## DATA TO USE
:::
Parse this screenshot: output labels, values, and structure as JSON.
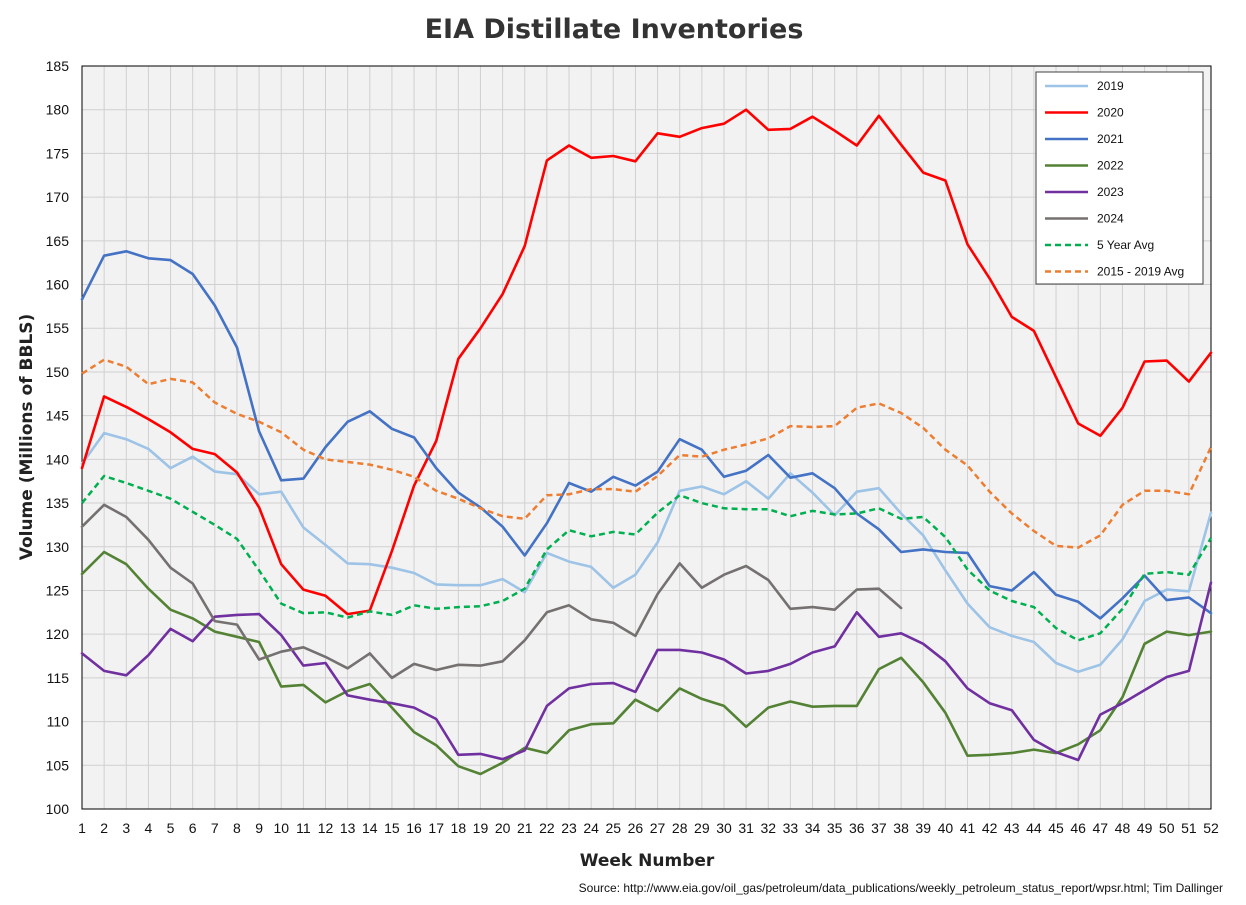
{
  "chart_data": {
    "type": "line",
    "title": "EIA Distillate Inventories",
    "xlabel": "Week Number",
    "ylabel": "Volume (Millions of BBLS)",
    "source": "Source: http://www.eia.gov/oil_gas/petroleum/data_publications/weekly_petroleum_status_report/wpsr.html; Tim Dallinger",
    "ylim": [
      100,
      185
    ],
    "ytick_step": 5,
    "x": [
      1,
      2,
      3,
      4,
      5,
      6,
      7,
      8,
      9,
      10,
      11,
      12,
      13,
      14,
      15,
      16,
      17,
      18,
      19,
      20,
      21,
      22,
      23,
      24,
      25,
      26,
      27,
      28,
      29,
      30,
      31,
      32,
      33,
      34,
      35,
      36,
      37,
      38,
      39,
      40,
      41,
      42,
      43,
      44,
      45,
      46,
      47,
      48,
      49,
      50,
      51,
      52
    ],
    "grid": true,
    "legend_position": "top-right",
    "series": [
      {
        "name": "2019",
        "color": "#9dc3e6",
        "dashed": false,
        "values": [
          139.5,
          143.0,
          142.3,
          141.2,
          139.0,
          140.3,
          138.6,
          138.3,
          136.0,
          136.3,
          132.2,
          130.2,
          128.1,
          128.0,
          127.6,
          127.0,
          125.7,
          125.6,
          125.6,
          126.3,
          124.8,
          129.3,
          128.3,
          127.7,
          125.3,
          126.8,
          130.5,
          136.4,
          136.9,
          136.0,
          137.5,
          135.5,
          138.4,
          136.2,
          133.6,
          136.3,
          136.7,
          133.8,
          131.3,
          127.3,
          123.5,
          120.8,
          119.8,
          119.1,
          116.7,
          115.7,
          116.5,
          119.4,
          123.8,
          125.1,
          124.9,
          133.9
        ]
      },
      {
        "name": "2020",
        "color": "#ff0000",
        "dashed": false,
        "values": [
          139.0,
          147.2,
          146.0,
          144.6,
          143.1,
          141.2,
          140.6,
          138.5,
          134.5,
          128.0,
          125.1,
          124.4,
          122.3,
          122.7,
          129.5,
          137.0,
          142.1,
          151.5,
          155.0,
          158.9,
          164.4,
          174.2,
          175.9,
          174.5,
          174.7,
          174.1,
          177.3,
          176.9,
          177.9,
          178.4,
          180.0,
          177.7,
          177.8,
          179.2,
          177.6,
          175.9,
          179.3,
          176.0,
          172.8,
          171.9,
          164.6,
          160.7,
          156.3,
          154.7,
          149.4,
          144.1,
          142.7,
          145.9,
          151.2,
          151.3,
          148.9,
          152.2
        ]
      },
      {
        "name": "2021",
        "color": "#4472c4",
        "dashed": false,
        "values": [
          158.3,
          163.3,
          163.8,
          163.0,
          162.8,
          161.2,
          157.6,
          152.8,
          143.2,
          137.6,
          137.8,
          141.4,
          144.3,
          145.5,
          143.5,
          142.5,
          139.0,
          136.2,
          134.5,
          132.3,
          129.0,
          132.7,
          137.3,
          136.3,
          138.0,
          137.0,
          138.6,
          142.3,
          141.1,
          138.0,
          138.7,
          140.5,
          137.9,
          138.4,
          136.7,
          133.8,
          132.0,
          129.4,
          129.7,
          129.4,
          129.3,
          125.5,
          125.0,
          127.1,
          124.5,
          123.7,
          121.8,
          124.1,
          126.7,
          123.9,
          124.2,
          122.4
        ]
      },
      {
        "name": "2022",
        "color": "#548235",
        "dashed": false,
        "values": [
          126.9,
          129.4,
          128.0,
          125.2,
          122.8,
          121.8,
          120.3,
          119.7,
          119.1,
          114.0,
          114.2,
          112.2,
          113.5,
          114.3,
          111.6,
          108.8,
          107.3,
          104.9,
          104.0,
          105.3,
          107.0,
          106.4,
          109.0,
          109.7,
          109.8,
          112.5,
          111.2,
          113.8,
          112.6,
          111.8,
          109.4,
          111.6,
          112.3,
          111.7,
          111.8,
          111.8,
          116.0,
          117.3,
          114.5,
          111.0,
          106.1,
          106.2,
          106.4,
          106.8,
          106.4,
          107.4,
          109.0,
          112.8,
          118.9,
          120.3,
          119.9,
          120.3
        ]
      },
      {
        "name": "2023",
        "color": "#7030a0",
        "dashed": false,
        "values": [
          117.8,
          115.8,
          115.3,
          117.6,
          120.6,
          119.2,
          122.0,
          122.2,
          122.3,
          119.9,
          116.4,
          116.7,
          113.0,
          112.5,
          112.1,
          111.6,
          110.3,
          106.2,
          106.3,
          105.7,
          106.7,
          111.8,
          113.8,
          114.3,
          114.4,
          113.4,
          118.2,
          118.2,
          117.9,
          117.1,
          115.5,
          115.8,
          116.6,
          117.9,
          118.6,
          122.5,
          119.7,
          120.1,
          118.9,
          116.9,
          113.8,
          112.1,
          111.3,
          107.9,
          106.5,
          105.6,
          110.8,
          112.1,
          113.6,
          115.1,
          115.8,
          125.9
        ]
      },
      {
        "name": "2024",
        "color": "#767171",
        "dashed": false,
        "values": [
          132.3,
          134.8,
          133.4,
          130.8,
          127.6,
          125.8,
          121.5,
          121.1,
          117.1,
          118.0,
          118.5,
          117.4,
          116.1,
          117.8,
          115.0,
          116.6,
          115.9,
          116.5,
          116.4,
          116.9,
          119.3,
          122.5,
          123.3,
          121.7,
          121.3,
          119.8,
          124.6,
          128.1,
          125.3,
          126.8,
          127.8,
          126.2,
          122.9,
          123.1,
          122.8,
          125.1,
          125.2,
          123.0,
          null,
          null,
          null,
          null,
          null,
          null,
          null,
          null,
          null,
          null,
          null,
          null,
          null,
          null
        ]
      },
      {
        "name": "5 Year Avg",
        "color": "#00b050",
        "dashed": true,
        "values": [
          135.0,
          138.1,
          137.3,
          136.4,
          135.5,
          134.0,
          132.5,
          130.9,
          127.3,
          123.5,
          122.4,
          122.5,
          121.9,
          122.6,
          122.2,
          123.3,
          122.9,
          123.1,
          123.2,
          123.8,
          125.2,
          129.7,
          131.9,
          131.2,
          131.7,
          131.4,
          133.9,
          135.9,
          135.0,
          134.4,
          134.3,
          134.3,
          133.5,
          134.1,
          133.7,
          133.8,
          134.4,
          133.2,
          133.4,
          131.1,
          127.4,
          125.0,
          123.8,
          123.1,
          120.7,
          119.3,
          120.1,
          122.9,
          126.9,
          127.1,
          126.8,
          131.0
        ]
      },
      {
        "name": "2015 - 2019 Avg",
        "color": "#ed7d31",
        "dashed": true,
        "values": [
          149.8,
          151.4,
          150.6,
          148.6,
          149.2,
          148.8,
          146.5,
          145.2,
          144.3,
          143.1,
          141.1,
          140.0,
          139.7,
          139.4,
          138.8,
          138.0,
          136.4,
          135.5,
          134.4,
          133.5,
          133.2,
          135.9,
          136.0,
          136.6,
          136.6,
          136.3,
          138.1,
          140.5,
          140.3,
          141.1,
          141.7,
          142.4,
          143.8,
          143.7,
          143.8,
          145.9,
          146.4,
          145.3,
          143.6,
          141.1,
          139.3,
          136.3,
          133.8,
          131.8,
          130.1,
          129.9,
          131.3,
          134.8,
          136.4,
          136.4,
          136.0,
          141.4
        ]
      }
    ]
  }
}
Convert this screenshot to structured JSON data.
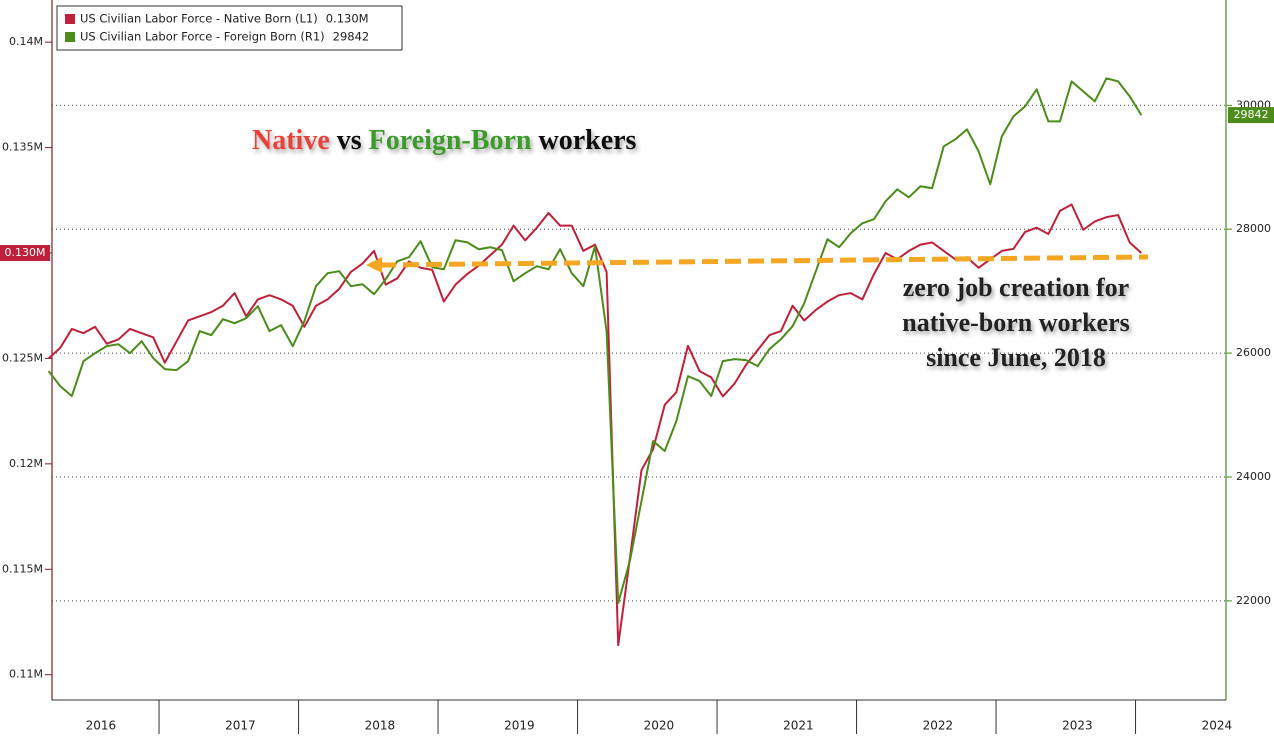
{
  "chart_data": {
    "type": "line",
    "title": [
      "Native",
      "vs",
      "Foreign-Born",
      "workers"
    ],
    "title_colors": [
      "#e8403a",
      "#111111",
      "#3a9a2a",
      "#111111"
    ],
    "annotation": [
      "zero job creation for",
      "native-born workers",
      "since June, 2018"
    ],
    "categories": [
      null,
      null,
      null,
      null,
      "2016",
      null,
      null,
      null,
      null,
      null,
      null,
      null,
      null,
      null,
      null,
      null,
      "2017",
      null,
      null,
      null,
      null,
      null,
      null,
      null,
      null,
      null,
      null,
      null,
      "2018",
      null,
      null,
      null,
      null,
      null,
      null,
      null,
      null,
      null,
      null,
      null,
      "2019",
      null,
      null,
      null,
      null,
      null,
      null,
      null,
      null,
      null,
      null,
      null,
      "2020",
      null,
      null,
      null,
      null,
      null,
      null,
      null,
      null,
      null,
      null,
      null,
      "2021",
      null,
      null,
      null,
      null,
      null,
      null,
      null,
      null,
      null,
      null,
      null,
      "2022",
      null,
      null,
      null,
      null,
      null,
      null,
      null,
      null,
      null,
      null,
      null,
      "2023",
      null,
      null,
      null,
      null,
      null,
      null,
      null,
      null,
      null,
      null,
      null,
      "2024",
      null
    ],
    "ylim": [
      0.1088,
      0.142
    ],
    "yticks": [
      {
        "value": 0.11,
        "label": "0.11M"
      },
      {
        "value": 0.115,
        "label": "0.115M"
      },
      {
        "value": 0.12,
        "label": "0.12M"
      },
      {
        "value": 0.125,
        "label": "0.125M"
      },
      {
        "value": 0.13,
        "label": "0.13M"
      },
      {
        "value": 0.135,
        "label": "0.135M"
      },
      {
        "value": 0.14,
        "label": "0.14M"
      }
    ],
    "y2lim": [
      20400,
      31700
    ],
    "y2ticks": [
      22000,
      24000,
      26000,
      28000,
      30000
    ],
    "grid": true,
    "legend": "upper left",
    "series": [
      {
        "name": "US Civilian Labor Force - Native Born (L1)",
        "color": "#c0203a",
        "axis": "y",
        "values": [
          0.125,
          0.1255,
          0.1264,
          0.1262,
          0.1265,
          0.1257,
          0.1259,
          0.1264,
          0.1262,
          0.126,
          0.1248,
          0.1258,
          0.1268,
          0.127,
          0.1272,
          0.1275,
          0.1281,
          0.127,
          0.1278,
          0.128,
          0.1278,
          0.1275,
          0.1265,
          0.1275,
          0.1278,
          0.1283,
          0.1291,
          0.1295,
          0.1301,
          0.1285,
          0.1288,
          0.1296,
          0.1293,
          0.1292,
          0.1277,
          0.1285,
          0.129,
          0.1294,
          0.1299,
          0.1304,
          0.1313,
          0.1306,
          0.1312,
          0.1319,
          0.1313,
          0.1313,
          0.1301,
          0.1304,
          0.1291,
          0.1114,
          0.1155,
          0.1197,
          0.1207,
          0.1228,
          0.1234,
          0.1256,
          0.1244,
          0.1241,
          0.1232,
          0.1238,
          0.1247,
          0.1254,
          0.1261,
          0.1263,
          0.1275,
          0.1268,
          0.1273,
          0.1277,
          0.128,
          0.1281,
          0.1278,
          0.129,
          0.13,
          0.1297,
          0.1301,
          0.1304,
          0.1305,
          0.1301,
          0.1297,
          0.1298,
          0.1293,
          0.1297,
          0.1301,
          0.1302,
          0.131,
          0.1312,
          0.1309,
          0.132,
          0.1323,
          0.1311,
          0.1315,
          0.1317,
          0.1318,
          0.1305,
          0.13,
          null,
          null,
          null,
          null,
          null,
          null,
          null
        ],
        "value_labels": [
          null,
          null,
          null,
          null,
          null,
          null,
          null,
          null,
          null,
          null,
          null,
          null,
          null,
          null,
          null,
          null,
          null,
          null,
          null,
          null,
          null,
          null,
          null,
          null,
          null,
          null,
          null,
          null,
          null,
          null,
          null,
          null,
          null,
          null,
          null,
          null,
          null,
          null,
          null,
          null,
          null,
          null,
          null,
          null,
          null,
          null,
          null,
          null,
          null,
          null,
          null,
          null,
          null,
          null,
          null,
          null,
          null,
          null,
          null,
          null,
          null,
          null,
          null,
          null,
          null,
          null,
          null,
          null,
          null,
          null,
          null,
          null,
          null,
          null,
          null,
          null,
          null,
          null,
          null,
          null,
          null,
          null,
          null,
          null,
          null,
          null,
          null,
          null,
          null,
          null,
          null,
          null,
          null,
          null,
          "0.130M",
          null,
          null,
          null,
          null,
          null,
          null,
          null
        ]
      },
      {
        "name": "US Civilian Labor Force - Foreign Born (R1)",
        "color": "#4c8c1a",
        "axis": "y2",
        "values": [
          25710,
          25467,
          25306,
          25870,
          25999,
          26112,
          26144,
          25999,
          26193,
          25919,
          25741,
          25725,
          25870,
          26354,
          26290,
          26548,
          26483,
          26564,
          26757,
          26354,
          26451,
          26112,
          26515,
          27080,
          27290,
          27322,
          27080,
          27112,
          26951,
          27193,
          27483,
          27548,
          27806,
          27386,
          27354,
          27822,
          27790,
          27677,
          27709,
          27661,
          27161,
          27290,
          27403,
          27354,
          27677,
          27290,
          27080,
          27725,
          26354,
          21967,
          22644,
          23612,
          24580,
          24419,
          24902,
          25628,
          25548,
          25306,
          25870,
          25902,
          25886,
          25790,
          26064,
          26225,
          26435,
          26806,
          27322,
          27838,
          27709,
          27935,
          28096,
          28161,
          28451,
          28644,
          28515,
          28693,
          28661,
          29338,
          29451,
          29612,
          29258,
          28725,
          29499,
          29822,
          29983,
          30258,
          29741,
          29741,
          30387,
          30225,
          30064,
          30435,
          30387,
          30145,
          29842,
          null,
          null,
          null,
          null,
          null,
          null,
          null
        ]
      }
    ]
  }
}
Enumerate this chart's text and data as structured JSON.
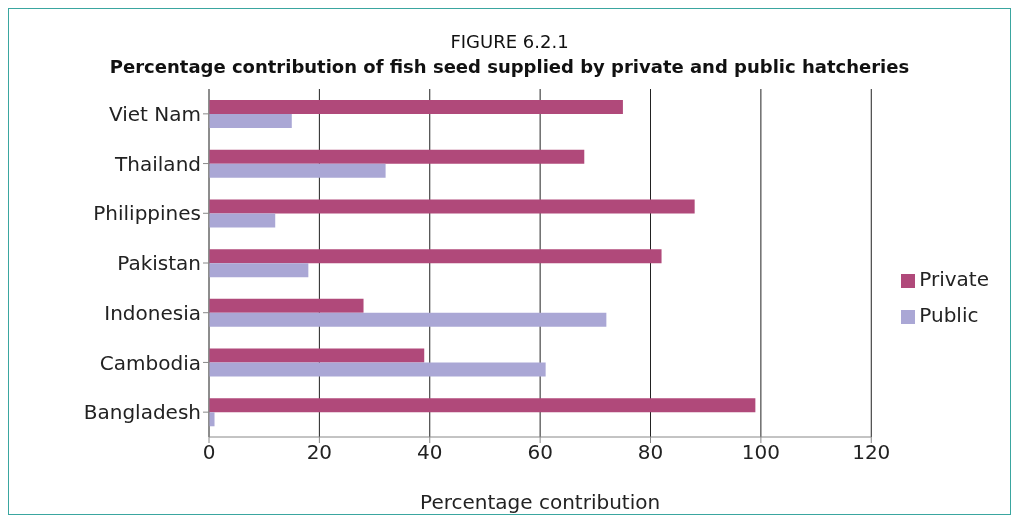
:::
## OBJECTIVE
Working from the listing above, pick out every line that has "this" and copy it.

## WORKED ANSWER
Parse this screenshot: output labels, values, and structure as JSON.
Convert this screenshot to structured JSON data.
Enumerate this chart's text and data as structured JSON.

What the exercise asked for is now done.